### PASSAGE FOR REVIEW:
-.-.-

Your logic just illustrates how deeply ingrained national socialism has become in our formerly great and grand republic.

"Every election is a sort of advance auction sale of stolen goods." ------ H.L. Mencken


I have a considerable affiliation with your interest in historical steam and railroad operations, and empathy for the preservation effort you support. I cringe a bit, that so many aspects of our 'progress' 'discredit' formerly outstanding technologies.

I know what a "superheater" is & does: I am a (turbine) steam plant operator ... and nuclear power plant operator, and submariner. The hull of my Thresher-class boat, the USS Drum SSN 677 lies tied in the Sacramento River at Mare Island (the now-closed Navy base, where I attended nuclear power school) awaiting funds to turn it into a museum and sole surviving example of the quiet machines that substantially enabled us to retire the Soviet Union. I imagine it's a forlorn project.

I like that piston steam can run on a campfire. That valve-boxes can be fabricated with a hacksaw & file. At the remote resort where I live, we pulled a vertical boiler out of a septic tank: it now decorates the yard of the cabin next door. I grew up with the giant stumps logged by 5 or 10 horsepower steam donkeys. My grandfather stands with a crew of dozens on one.

-.-.-

### DIRECTIONS FOR THIS TASK:
According to the post about steam power, where does the hull of the USS Drum lie?

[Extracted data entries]

-.-.-

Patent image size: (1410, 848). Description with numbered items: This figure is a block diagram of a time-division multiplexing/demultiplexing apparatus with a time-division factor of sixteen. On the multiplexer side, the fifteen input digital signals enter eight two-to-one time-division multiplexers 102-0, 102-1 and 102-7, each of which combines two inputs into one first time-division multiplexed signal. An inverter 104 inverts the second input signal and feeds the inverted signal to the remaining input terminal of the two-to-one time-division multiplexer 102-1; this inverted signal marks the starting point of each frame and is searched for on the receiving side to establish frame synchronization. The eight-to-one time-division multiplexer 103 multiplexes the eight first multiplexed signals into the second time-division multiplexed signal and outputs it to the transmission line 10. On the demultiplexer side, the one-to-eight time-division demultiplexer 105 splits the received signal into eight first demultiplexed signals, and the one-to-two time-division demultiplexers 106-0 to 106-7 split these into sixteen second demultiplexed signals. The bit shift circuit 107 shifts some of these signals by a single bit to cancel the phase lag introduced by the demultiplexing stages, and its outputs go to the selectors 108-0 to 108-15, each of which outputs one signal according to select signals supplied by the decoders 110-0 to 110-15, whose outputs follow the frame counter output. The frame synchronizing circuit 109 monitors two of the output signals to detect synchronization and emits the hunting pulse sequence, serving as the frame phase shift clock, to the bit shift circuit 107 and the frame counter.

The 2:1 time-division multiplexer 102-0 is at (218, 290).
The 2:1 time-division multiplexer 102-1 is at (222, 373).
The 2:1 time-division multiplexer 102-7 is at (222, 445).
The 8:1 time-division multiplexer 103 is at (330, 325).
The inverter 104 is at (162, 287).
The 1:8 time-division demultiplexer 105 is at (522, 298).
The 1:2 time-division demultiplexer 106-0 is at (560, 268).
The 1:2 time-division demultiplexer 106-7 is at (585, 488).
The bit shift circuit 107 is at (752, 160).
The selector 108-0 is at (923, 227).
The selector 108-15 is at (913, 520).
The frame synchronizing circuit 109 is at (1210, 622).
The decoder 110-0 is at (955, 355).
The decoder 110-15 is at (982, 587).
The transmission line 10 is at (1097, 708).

-.-.-

### TASK OUTPUT:
It lies tied in the Sacramento River at Mare Island.